» **Exercise directions**
Give the number of lines that contain the string "this", please, and nothing else.

== Record list

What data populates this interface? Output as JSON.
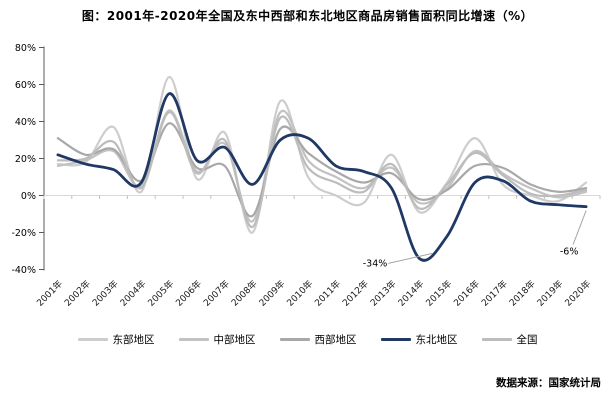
{
  "header": {
    "title": "图：2001年-2020年全国及东中西部和东北地区商品房销售面积同比增速（%）"
  },
  "footer": {
    "source": "数据来源：国家统计局"
  },
  "chart_data": {
    "type": "line",
    "title": "图：2001年-2020年全国及东中西部和东北地区商品房销售面积同比增速（%）",
    "line_style": "smooth",
    "grid": "zero-baseline-only",
    "legend_position": "bottom",
    "xlabel": "",
    "ylabel": "",
    "ylim": [
      -40,
      80
    ],
    "ytick_step": 20,
    "y_ticks": [
      "80%",
      "60%",
      "40%",
      "20%",
      "0%",
      "-20%",
      "-40%"
    ],
    "categories": [
      "2001年",
      "2002年",
      "2003年",
      "2004年",
      "2005年",
      "2006年",
      "2007年",
      "2008年",
      "2009年",
      "2010年",
      "2011年",
      "2012年",
      "2013年",
      "2014年",
      "2015年",
      "2016年",
      "2017年",
      "2018年",
      "2019年",
      "2020年"
    ],
    "series": [
      {
        "name": "东部地区",
        "color": "#cdcdcd",
        "values": [
          17,
          18,
          37,
          2,
          64,
          9,
          34,
          -20,
          51,
          10,
          0,
          -4,
          22,
          -9,
          7,
          31,
          6,
          0,
          -3,
          7
        ]
      },
      {
        "name": "中部地区",
        "color": "#c2c2c2",
        "values": [
          16,
          19,
          24,
          5,
          46,
          13,
          28,
          -14,
          45,
          19,
          10,
          4,
          15,
          -4,
          4,
          24,
          12,
          4,
          -1,
          2
        ]
      },
      {
        "name": "西部地区",
        "color": "#a8a8a8",
        "values": [
          31,
          22,
          25,
          8,
          39,
          15,
          16,
          -11,
          36,
          23,
          13,
          7,
          12,
          -2,
          3,
          16,
          15,
          6,
          2,
          4
        ]
      },
      {
        "name": "东北地区",
        "color": "#1f3864",
        "values": [
          22,
          17,
          14,
          7,
          55,
          19,
          26,
          6,
          30,
          31,
          16,
          13,
          4,
          -34,
          -22,
          7,
          8,
          -3,
          -5,
          -6
        ]
      },
      {
        "name": "全国",
        "color": "#bcbcbc",
        "values": [
          19,
          20,
          29,
          4,
          45,
          12,
          30,
          -17,
          42,
          15,
          7,
          2,
          17,
          -7,
          6,
          23,
          11,
          1,
          0,
          3
        ]
      }
    ],
    "annotations": [
      {
        "text": "-34%",
        "series": "东北地区",
        "category": "2014年",
        "value": -34
      },
      {
        "text": "-6%",
        "series": "东北地区",
        "category": "2020年",
        "value": -6
      }
    ],
    "accent_color": "#1f3864",
    "axis_color": "#595959",
    "zero_line_color": "#d9d9d9"
  }
}
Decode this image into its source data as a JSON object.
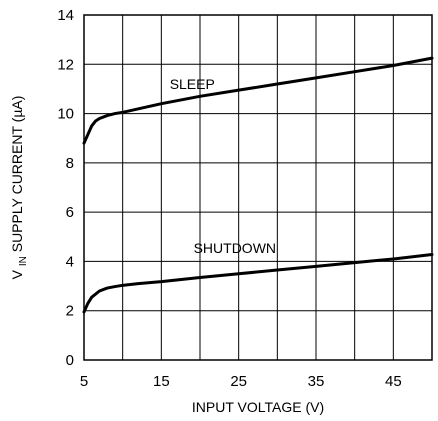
{
  "chart_data": {
    "type": "line",
    "xlabel": "INPUT VOLTAGE (V)",
    "ylabel": {
      "prefix": "V",
      "subscript": "IN",
      "rest": " SUPPLY CURRENT (µA)"
    },
    "xlim": [
      5,
      50
    ],
    "ylim": [
      0,
      14
    ],
    "xticks": [
      5,
      15,
      25,
      35,
      45
    ],
    "yticks": [
      0,
      2,
      4,
      6,
      8,
      10,
      12,
      14
    ],
    "grid": true,
    "series": [
      {
        "name": "SLEEP",
        "x": [
          5,
          5.5,
          6,
          6.5,
          7,
          8,
          9,
          10,
          15,
          20,
          25,
          30,
          35,
          40,
          45,
          50
        ],
        "y": [
          8.8,
          9.15,
          9.5,
          9.7,
          9.8,
          9.92,
          10.0,
          10.05,
          10.4,
          10.7,
          10.95,
          11.2,
          11.45,
          11.7,
          11.95,
          12.25
        ]
      },
      {
        "name": "SHUTDOWN",
        "x": [
          5,
          5.5,
          6,
          7,
          8,
          9,
          10,
          12,
          15,
          20,
          25,
          30,
          35,
          40,
          45,
          50
        ],
        "y": [
          1.95,
          2.3,
          2.55,
          2.8,
          2.92,
          2.98,
          3.03,
          3.1,
          3.18,
          3.35,
          3.5,
          3.65,
          3.8,
          3.95,
          4.1,
          4.28
        ]
      }
    ],
    "annotations": [
      {
        "text": "SLEEP",
        "x": 19,
        "y": 11.0
      },
      {
        "text": "SHUTDOWN",
        "x": 24.5,
        "y": 4.35
      }
    ]
  }
}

====

» **Response**
2